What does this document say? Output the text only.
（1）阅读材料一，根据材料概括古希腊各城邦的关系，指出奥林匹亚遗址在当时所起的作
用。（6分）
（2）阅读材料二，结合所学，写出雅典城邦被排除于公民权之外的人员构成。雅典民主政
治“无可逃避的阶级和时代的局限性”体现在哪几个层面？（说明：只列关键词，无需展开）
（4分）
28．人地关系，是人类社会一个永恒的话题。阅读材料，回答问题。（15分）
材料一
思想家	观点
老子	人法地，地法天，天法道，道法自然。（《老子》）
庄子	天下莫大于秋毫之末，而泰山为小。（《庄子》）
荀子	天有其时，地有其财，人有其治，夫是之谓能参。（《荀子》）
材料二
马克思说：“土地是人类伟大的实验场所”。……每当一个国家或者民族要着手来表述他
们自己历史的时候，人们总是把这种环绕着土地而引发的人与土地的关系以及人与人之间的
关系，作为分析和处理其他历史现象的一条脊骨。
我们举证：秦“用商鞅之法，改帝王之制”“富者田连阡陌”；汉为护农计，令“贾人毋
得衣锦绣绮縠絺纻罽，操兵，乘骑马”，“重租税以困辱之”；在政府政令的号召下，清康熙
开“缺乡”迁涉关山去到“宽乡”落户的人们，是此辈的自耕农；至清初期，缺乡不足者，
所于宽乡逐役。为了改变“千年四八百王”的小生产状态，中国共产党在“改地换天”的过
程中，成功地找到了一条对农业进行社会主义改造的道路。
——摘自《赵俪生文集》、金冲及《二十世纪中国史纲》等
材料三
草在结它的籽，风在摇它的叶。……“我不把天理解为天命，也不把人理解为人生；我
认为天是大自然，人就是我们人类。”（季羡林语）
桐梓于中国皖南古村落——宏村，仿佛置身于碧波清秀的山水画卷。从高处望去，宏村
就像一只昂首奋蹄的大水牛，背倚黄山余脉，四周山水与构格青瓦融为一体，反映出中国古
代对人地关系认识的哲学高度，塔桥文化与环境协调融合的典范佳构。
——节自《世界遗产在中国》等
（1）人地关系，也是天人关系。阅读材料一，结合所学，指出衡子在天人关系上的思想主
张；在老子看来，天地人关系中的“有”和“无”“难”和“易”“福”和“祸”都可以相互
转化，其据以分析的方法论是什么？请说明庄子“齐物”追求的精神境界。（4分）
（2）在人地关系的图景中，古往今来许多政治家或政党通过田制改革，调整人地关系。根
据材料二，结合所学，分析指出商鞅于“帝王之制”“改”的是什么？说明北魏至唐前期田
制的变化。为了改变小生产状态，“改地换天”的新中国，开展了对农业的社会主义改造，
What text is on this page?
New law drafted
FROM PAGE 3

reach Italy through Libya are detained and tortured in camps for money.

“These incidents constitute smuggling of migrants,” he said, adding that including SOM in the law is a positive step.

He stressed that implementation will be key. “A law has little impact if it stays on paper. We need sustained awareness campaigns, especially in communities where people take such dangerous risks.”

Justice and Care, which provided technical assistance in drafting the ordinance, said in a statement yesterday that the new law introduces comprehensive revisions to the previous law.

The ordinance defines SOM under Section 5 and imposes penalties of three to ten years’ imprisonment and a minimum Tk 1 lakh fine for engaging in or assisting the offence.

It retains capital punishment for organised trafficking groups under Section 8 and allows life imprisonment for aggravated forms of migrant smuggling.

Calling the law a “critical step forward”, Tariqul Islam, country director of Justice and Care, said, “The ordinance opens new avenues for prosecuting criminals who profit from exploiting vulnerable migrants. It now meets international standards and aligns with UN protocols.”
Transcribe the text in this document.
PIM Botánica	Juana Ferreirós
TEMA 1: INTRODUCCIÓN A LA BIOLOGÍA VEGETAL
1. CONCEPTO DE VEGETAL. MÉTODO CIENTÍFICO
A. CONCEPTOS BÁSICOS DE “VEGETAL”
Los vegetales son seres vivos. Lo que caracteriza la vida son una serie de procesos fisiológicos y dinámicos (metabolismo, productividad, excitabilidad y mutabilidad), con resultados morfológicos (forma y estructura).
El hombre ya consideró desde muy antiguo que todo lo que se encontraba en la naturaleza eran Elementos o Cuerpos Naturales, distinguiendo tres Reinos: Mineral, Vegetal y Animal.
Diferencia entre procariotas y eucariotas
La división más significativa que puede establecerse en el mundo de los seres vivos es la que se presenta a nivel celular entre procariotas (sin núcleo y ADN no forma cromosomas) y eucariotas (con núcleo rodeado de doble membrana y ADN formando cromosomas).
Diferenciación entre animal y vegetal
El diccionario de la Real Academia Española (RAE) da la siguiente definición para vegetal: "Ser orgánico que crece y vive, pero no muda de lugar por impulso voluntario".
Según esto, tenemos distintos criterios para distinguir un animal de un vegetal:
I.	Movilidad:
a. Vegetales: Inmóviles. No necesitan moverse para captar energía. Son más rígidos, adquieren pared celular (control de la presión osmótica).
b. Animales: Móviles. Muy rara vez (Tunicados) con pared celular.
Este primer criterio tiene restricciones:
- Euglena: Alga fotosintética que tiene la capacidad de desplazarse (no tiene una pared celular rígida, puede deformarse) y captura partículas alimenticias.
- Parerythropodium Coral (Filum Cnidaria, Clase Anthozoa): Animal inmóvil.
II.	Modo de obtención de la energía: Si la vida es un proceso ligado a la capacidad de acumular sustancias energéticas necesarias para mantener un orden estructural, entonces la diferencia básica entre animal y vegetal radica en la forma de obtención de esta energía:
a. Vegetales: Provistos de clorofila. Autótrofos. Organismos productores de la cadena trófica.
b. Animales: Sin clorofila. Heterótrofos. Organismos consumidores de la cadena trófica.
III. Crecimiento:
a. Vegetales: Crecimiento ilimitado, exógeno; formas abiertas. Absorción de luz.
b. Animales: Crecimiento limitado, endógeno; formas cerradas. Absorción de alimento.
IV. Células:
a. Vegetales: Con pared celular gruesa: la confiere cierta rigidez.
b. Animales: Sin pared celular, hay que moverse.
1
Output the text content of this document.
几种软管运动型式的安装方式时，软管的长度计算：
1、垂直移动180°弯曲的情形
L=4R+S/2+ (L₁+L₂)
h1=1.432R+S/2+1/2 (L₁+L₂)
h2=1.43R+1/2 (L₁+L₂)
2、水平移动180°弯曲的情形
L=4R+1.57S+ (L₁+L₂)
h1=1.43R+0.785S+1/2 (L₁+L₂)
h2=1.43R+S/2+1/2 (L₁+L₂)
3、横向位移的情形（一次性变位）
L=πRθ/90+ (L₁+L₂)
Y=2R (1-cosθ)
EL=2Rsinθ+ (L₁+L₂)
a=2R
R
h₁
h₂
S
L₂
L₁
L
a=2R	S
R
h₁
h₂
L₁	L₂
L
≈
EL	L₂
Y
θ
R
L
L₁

▸ **TASK BRIEF**
Copy every line of the listing containing the string "阅读材料一".

▸ **REPLY TO THE EXERCISE**
（1）阅读材料一，根据材料概括古希腊各城邦的关系，指出奥林匹亚遗址在当时所起的作
（1）人地关系，也是天人关系。阅读材料一，结合所学，指出衡子在天人关系上的思想主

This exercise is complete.